**Extracted records:**
════

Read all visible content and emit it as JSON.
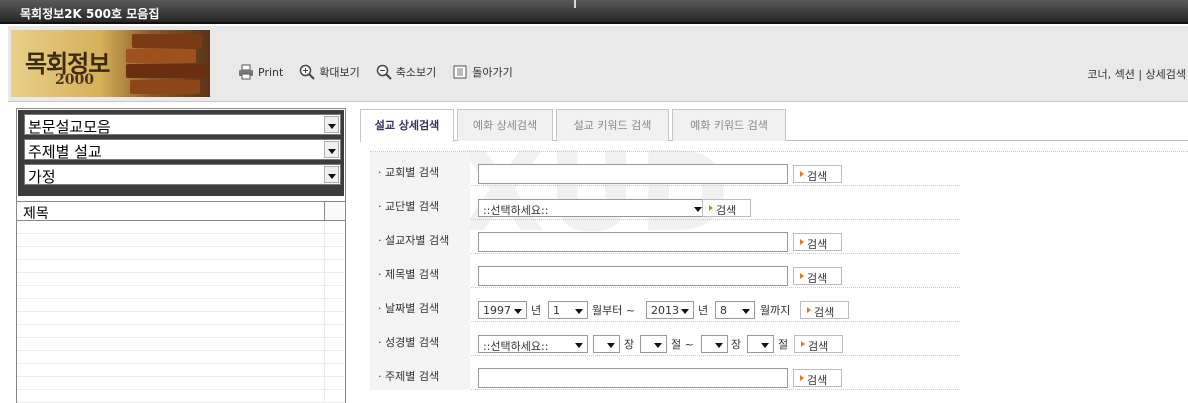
{
  "window": {
    "title": "목회정보2K 500호 모음집"
  },
  "header": {
    "logo_text": "목회정보",
    "logo_sub": "2000",
    "toolbar": [
      {
        "label": "Print",
        "icon": "printer-icon"
      },
      {
        "label": "확대보기",
        "icon": "zoom-in-icon"
      },
      {
        "label": "축소보기",
        "icon": "zoom-out-icon"
      },
      {
        "label": "돌아가기",
        "icon": "back-icon"
      }
    ],
    "right_nav": "코너, 섹션  |  상세검색"
  },
  "sidebar": {
    "selects": [
      "본문설교모음",
      "주제별 설교",
      "가정"
    ],
    "list_header": "제목"
  },
  "tabs": [
    {
      "label": "설교 상세검색",
      "active": true
    },
    {
      "label": "예화 상세검색",
      "active": false
    },
    {
      "label": "설교 키워드 검색",
      "active": false
    },
    {
      "label": "예화 키워드 검색",
      "active": false
    }
  ],
  "watermark": "XUD",
  "form": {
    "search_label": "검색",
    "rows": [
      {
        "label": "· 교회별 검색"
      },
      {
        "label": "· 교단별 검색",
        "select": "::선택하세요::"
      },
      {
        "label": "· 설교자별 검색"
      },
      {
        "label": "· 제목별 검색"
      },
      {
        "label": "· 날짜별 검색",
        "year_from": "1997",
        "month_from": "1",
        "year_to": "2013",
        "month_to": "8",
        "t_year": "년",
        "t_from": "월부터 ~",
        "t_to": "월까지"
      },
      {
        "label": "· 성경별 검색",
        "select": "::선택하세요::",
        "t_jang": "장",
        "t_jeol": "절 ~",
        "t_jang2": "장",
        "t_jeol2": "절"
      },
      {
        "label": "· 주제별 검색"
      }
    ]
  }
}
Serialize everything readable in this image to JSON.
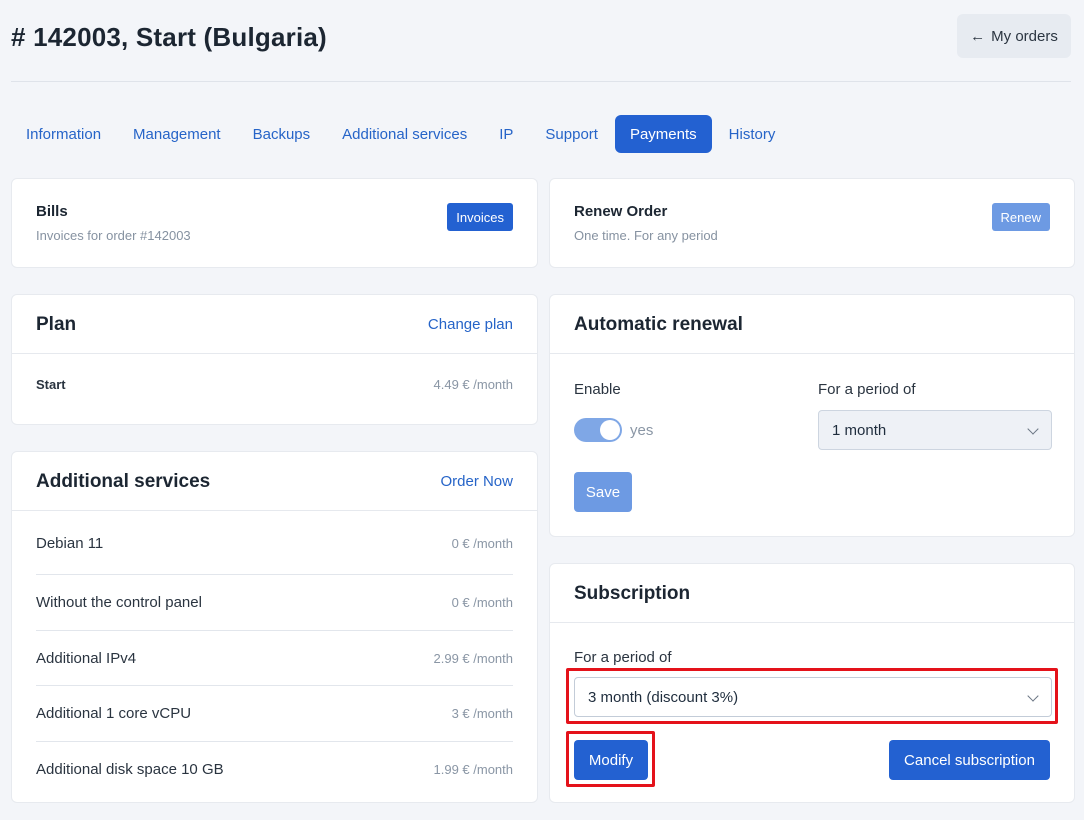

════

**EXERCISE DIRECTIONS:** Quote the listing above in full, except for the pictures.

**OUTPUT FOR THIS TASK:**
Read all visible content and emit it as JSON.
{
  "window": {
    "title": "목회정보2K 500호 모음집"
  },
  "header": {
    "logo_text": "목회정보",
    "logo_sub": "2000",
    "toolbar": [
      {
        "label": "Print",
        "icon": "printer-icon"
      },
      {
        "label": "확대보기",
        "icon": "zoom-in-icon"
      },
      {
        "label": "축소보기",
        "icon": "zoom-out-icon"
      },
      {
        "label": "돌아가기",
        "icon": "back-icon"
      }
    ],
    "right_nav": "코너, 섹션  |  상세검색"
  },
  "sidebar": {
    "selects": [
      "본문설교모음",
      "주제별 설교",
      "가정"
    ],
    "list_header": "제목"
  },
  "tabs": [
    {
      "label": "설교 상세검색",
      "active": true
    },
    {
      "label": "예화 상세검색",
      "active": false
    },
    {
      "label": "설교 키워드 검색",
      "active": false
    },
    {
      "label": "예화 키워드 검색",
      "active": false
    }
  ],
  "watermark": "XUD",
  "form": {
    "search_label": "검색",
    "rows": [
      {
        "label": "· 교회별 검색"
      },
      {
        "label": "· 교단별 검색",
        "select": "::선택하세요::"
      },
      {
        "label": "· 설교자별 검색"
      },
      {
        "label": "· 제목별 검색"
      },
      {
        "label": "· 날짜별 검색",
        "year_from": "1997",
        "month_from": "1",
        "year_to": "2013",
        "month_to": "8",
        "t_year": "년",
        "t_from": "월부터 ~",
        "t_to": "월까지"
      },
      {
        "label": "· 성경별 검색",
        "select": "::선택하세요::",
        "t_jang": "장",
        "t_jeol": "절 ~",
        "t_jang2": "장",
        "t_jeol2": "절"
      },
      {
        "label": "· 주제별 검색"
      }
    ]
  }
}
Serialize everything readable in this image to JSON.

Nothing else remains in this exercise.